[Stored records]
** BEGIN **

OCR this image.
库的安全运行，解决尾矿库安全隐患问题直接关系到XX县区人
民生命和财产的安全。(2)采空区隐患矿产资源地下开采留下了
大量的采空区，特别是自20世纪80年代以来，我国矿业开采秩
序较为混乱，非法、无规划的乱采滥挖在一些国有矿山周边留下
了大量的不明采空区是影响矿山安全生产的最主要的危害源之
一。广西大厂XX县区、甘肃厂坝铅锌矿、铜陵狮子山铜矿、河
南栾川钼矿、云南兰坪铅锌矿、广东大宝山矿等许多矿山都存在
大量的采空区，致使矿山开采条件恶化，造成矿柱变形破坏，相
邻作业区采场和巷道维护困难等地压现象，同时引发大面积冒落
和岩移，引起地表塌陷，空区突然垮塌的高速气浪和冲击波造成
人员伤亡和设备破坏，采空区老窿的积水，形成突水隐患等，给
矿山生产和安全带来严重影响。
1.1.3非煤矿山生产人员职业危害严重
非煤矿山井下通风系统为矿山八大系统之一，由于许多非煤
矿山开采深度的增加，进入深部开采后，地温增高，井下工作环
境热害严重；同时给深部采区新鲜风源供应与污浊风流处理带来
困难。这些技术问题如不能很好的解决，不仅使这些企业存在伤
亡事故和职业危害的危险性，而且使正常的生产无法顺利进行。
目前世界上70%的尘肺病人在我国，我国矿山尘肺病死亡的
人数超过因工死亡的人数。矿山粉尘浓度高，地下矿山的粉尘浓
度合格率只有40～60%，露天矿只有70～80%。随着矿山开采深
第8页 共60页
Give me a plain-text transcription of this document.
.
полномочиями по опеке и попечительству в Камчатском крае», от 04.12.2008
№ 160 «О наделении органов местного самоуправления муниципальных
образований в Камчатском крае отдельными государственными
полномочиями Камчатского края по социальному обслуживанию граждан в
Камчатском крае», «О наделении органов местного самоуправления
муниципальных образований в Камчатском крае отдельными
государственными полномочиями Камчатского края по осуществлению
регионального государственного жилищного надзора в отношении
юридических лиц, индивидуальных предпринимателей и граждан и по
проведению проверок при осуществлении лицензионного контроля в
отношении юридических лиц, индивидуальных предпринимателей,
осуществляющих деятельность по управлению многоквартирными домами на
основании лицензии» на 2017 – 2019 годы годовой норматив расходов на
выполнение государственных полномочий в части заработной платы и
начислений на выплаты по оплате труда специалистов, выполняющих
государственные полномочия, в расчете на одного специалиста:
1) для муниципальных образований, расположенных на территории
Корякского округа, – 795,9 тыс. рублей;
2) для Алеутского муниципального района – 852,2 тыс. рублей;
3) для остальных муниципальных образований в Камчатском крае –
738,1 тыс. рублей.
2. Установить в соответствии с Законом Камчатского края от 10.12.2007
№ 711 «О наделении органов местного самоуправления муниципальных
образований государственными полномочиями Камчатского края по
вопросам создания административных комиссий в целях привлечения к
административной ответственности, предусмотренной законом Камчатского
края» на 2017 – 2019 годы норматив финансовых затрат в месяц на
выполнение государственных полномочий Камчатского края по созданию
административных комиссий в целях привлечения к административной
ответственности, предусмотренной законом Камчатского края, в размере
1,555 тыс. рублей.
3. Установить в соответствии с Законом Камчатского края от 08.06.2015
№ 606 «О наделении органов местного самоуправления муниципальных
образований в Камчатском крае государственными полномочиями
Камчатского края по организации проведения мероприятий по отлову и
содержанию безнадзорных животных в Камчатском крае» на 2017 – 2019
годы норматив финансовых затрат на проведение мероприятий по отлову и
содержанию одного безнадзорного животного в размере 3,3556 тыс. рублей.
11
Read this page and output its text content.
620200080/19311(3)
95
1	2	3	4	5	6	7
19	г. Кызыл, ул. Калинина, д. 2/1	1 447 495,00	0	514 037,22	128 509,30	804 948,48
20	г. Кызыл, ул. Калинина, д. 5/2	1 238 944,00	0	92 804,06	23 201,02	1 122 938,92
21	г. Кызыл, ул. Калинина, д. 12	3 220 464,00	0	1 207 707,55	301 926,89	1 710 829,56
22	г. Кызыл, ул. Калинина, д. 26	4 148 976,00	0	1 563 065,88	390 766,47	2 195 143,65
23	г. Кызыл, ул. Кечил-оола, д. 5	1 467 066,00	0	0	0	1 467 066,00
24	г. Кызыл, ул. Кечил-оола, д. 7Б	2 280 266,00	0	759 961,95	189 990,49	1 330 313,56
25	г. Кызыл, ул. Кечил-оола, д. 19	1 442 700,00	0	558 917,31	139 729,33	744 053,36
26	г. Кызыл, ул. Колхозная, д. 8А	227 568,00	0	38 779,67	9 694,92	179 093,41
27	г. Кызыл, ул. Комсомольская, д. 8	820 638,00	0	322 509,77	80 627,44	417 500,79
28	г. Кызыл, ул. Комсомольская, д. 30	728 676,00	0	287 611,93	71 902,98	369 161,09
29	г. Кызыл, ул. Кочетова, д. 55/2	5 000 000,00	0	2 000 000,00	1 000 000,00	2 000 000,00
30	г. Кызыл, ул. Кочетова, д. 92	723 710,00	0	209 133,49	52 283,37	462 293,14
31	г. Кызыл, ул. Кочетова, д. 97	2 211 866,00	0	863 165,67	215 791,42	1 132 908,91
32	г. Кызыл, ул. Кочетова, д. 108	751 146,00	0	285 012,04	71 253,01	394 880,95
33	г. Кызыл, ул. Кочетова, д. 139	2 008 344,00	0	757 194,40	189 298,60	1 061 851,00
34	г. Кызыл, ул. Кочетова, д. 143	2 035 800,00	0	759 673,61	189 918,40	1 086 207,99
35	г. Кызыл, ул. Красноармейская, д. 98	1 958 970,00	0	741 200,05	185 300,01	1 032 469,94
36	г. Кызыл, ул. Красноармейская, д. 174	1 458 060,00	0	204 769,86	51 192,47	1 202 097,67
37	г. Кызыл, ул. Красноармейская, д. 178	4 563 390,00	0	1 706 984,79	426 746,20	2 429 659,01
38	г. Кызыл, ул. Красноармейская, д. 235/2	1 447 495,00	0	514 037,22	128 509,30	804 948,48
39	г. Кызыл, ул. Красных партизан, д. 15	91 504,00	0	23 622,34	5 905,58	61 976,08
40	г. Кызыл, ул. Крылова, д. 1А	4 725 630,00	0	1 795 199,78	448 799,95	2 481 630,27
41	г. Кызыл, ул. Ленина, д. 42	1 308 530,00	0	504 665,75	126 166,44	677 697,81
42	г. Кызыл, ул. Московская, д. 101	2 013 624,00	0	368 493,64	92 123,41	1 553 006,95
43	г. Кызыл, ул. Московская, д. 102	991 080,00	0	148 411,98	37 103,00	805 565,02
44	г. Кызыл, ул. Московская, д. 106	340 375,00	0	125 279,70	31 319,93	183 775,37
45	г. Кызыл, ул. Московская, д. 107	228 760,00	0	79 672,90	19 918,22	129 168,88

** END **

● Task statement: Across the entries above, how many lines contain "大量的采空区"? Provide only the count.

● Written solution: 2